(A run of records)
_ _ _ _ _

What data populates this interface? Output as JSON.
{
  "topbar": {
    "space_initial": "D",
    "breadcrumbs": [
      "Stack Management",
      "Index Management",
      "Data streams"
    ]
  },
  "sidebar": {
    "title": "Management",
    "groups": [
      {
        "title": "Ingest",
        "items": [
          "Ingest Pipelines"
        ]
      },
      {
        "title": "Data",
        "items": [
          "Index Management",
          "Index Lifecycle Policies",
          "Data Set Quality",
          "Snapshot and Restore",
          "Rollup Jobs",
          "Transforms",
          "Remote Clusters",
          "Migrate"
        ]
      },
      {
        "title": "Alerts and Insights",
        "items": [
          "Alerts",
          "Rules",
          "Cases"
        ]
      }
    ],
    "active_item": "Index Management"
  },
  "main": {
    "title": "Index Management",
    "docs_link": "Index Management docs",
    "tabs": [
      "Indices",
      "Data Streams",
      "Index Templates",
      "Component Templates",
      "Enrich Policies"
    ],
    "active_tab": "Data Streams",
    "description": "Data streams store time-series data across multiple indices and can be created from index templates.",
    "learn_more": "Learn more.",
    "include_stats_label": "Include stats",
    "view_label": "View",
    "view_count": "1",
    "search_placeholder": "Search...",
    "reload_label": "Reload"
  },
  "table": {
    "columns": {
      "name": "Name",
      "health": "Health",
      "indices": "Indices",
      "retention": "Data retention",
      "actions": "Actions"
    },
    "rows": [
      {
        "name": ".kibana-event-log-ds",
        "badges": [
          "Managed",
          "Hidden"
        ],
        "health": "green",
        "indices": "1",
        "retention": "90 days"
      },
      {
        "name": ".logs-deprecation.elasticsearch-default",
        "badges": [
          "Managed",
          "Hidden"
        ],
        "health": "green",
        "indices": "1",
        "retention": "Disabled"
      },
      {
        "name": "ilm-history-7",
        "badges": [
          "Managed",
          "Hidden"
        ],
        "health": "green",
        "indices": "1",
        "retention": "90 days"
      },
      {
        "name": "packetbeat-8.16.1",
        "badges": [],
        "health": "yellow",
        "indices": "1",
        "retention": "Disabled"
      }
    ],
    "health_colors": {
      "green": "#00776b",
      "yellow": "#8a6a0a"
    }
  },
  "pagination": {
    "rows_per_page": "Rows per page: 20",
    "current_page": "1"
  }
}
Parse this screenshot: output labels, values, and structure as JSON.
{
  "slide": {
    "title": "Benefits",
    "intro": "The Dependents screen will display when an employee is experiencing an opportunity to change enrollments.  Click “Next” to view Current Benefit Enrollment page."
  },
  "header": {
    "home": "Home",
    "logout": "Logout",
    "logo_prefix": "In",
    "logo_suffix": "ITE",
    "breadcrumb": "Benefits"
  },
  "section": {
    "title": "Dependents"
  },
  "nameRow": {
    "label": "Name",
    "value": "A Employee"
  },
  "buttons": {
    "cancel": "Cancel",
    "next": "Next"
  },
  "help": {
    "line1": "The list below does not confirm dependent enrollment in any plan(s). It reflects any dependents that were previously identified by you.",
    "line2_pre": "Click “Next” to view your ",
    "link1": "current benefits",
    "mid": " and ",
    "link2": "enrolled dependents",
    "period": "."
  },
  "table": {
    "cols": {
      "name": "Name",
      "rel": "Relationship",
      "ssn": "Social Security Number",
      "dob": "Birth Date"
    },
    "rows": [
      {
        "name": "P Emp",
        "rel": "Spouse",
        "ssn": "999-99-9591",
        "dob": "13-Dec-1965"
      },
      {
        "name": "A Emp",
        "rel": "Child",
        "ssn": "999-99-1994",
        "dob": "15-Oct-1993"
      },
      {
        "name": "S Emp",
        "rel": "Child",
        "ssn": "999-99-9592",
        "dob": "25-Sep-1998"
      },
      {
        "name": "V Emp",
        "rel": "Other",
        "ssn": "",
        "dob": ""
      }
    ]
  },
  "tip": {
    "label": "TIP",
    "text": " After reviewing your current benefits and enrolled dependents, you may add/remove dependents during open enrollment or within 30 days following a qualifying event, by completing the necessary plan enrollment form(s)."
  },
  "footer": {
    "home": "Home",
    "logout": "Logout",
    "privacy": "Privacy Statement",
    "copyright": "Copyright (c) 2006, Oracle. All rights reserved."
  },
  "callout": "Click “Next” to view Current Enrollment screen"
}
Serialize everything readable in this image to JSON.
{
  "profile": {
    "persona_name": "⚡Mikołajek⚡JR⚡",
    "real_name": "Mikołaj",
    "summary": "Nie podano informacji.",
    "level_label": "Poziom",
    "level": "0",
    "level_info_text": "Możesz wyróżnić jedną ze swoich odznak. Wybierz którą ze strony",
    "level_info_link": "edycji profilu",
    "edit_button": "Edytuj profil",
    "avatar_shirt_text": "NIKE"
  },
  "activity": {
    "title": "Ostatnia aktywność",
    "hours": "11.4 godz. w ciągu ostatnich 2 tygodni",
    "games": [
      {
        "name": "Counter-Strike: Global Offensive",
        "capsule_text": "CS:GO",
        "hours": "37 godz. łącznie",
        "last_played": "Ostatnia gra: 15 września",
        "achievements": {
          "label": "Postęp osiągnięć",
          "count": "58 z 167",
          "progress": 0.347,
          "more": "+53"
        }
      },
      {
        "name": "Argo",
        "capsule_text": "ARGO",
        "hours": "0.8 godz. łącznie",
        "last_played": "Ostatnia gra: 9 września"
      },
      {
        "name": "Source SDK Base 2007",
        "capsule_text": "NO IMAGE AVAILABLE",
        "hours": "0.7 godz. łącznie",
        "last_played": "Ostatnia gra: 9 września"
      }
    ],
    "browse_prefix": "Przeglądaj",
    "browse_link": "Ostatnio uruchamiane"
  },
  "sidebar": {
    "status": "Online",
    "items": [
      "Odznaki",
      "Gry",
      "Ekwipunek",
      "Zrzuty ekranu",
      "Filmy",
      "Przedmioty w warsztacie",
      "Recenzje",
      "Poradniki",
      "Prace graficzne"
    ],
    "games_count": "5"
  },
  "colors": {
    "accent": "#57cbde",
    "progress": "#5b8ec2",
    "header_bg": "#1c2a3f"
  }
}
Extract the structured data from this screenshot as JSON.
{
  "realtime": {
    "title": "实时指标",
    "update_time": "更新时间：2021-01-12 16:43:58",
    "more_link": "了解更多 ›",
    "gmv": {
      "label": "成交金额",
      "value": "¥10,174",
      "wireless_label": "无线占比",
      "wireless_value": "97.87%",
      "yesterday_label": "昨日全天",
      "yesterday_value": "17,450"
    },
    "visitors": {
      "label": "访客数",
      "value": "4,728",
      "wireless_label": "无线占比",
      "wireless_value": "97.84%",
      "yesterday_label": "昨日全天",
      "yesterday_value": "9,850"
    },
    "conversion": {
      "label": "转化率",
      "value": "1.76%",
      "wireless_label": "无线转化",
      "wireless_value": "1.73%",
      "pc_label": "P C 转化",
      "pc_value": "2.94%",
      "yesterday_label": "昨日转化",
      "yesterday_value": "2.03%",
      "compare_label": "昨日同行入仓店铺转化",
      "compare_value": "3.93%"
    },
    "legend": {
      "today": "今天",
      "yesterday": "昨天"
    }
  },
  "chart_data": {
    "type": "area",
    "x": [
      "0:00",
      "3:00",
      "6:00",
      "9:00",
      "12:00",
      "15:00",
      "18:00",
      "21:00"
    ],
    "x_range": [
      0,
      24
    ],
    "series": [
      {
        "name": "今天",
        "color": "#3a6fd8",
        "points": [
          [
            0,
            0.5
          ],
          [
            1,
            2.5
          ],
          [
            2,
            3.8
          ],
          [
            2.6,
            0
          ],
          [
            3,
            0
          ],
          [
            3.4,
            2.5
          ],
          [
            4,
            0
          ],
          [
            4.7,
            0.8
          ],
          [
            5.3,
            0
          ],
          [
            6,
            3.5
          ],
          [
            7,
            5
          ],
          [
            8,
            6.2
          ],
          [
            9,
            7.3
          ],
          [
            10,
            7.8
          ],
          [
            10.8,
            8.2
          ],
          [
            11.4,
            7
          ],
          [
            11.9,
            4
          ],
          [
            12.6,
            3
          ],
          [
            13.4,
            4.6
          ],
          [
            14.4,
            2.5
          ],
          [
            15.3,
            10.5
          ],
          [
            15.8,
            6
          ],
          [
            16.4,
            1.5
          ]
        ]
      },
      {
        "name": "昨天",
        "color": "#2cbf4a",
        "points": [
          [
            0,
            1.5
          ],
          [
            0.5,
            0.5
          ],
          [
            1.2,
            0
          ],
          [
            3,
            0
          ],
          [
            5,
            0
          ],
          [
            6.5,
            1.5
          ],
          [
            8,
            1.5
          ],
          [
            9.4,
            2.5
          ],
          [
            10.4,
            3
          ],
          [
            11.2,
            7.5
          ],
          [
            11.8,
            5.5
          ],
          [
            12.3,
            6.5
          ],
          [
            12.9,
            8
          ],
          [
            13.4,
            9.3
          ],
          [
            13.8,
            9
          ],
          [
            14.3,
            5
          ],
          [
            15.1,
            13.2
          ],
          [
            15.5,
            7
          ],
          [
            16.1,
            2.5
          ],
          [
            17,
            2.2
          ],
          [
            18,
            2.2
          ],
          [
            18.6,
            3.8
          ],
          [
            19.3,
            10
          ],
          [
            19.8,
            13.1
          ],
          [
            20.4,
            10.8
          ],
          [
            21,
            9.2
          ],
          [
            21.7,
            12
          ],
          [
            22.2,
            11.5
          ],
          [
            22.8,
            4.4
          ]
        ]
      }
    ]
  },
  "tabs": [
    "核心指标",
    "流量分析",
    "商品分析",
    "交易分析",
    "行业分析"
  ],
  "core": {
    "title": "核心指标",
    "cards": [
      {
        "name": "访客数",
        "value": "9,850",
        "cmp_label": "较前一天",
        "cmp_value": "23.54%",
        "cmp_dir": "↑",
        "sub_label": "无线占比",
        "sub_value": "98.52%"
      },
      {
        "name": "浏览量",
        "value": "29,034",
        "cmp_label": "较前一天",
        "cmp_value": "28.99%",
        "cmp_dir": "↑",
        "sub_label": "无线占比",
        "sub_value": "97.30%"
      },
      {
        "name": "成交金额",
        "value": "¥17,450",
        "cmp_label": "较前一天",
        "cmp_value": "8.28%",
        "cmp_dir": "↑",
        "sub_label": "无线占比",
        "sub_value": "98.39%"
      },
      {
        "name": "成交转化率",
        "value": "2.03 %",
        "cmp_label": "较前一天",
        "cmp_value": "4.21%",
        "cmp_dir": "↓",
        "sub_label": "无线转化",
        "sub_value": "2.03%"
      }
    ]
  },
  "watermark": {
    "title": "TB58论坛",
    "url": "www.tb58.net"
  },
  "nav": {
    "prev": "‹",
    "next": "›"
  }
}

_ _ _ _ _

> **Exercise goal**
Count how many lines include the string "your". Nothing but the number is needed.

> **Solution for this exercise**
2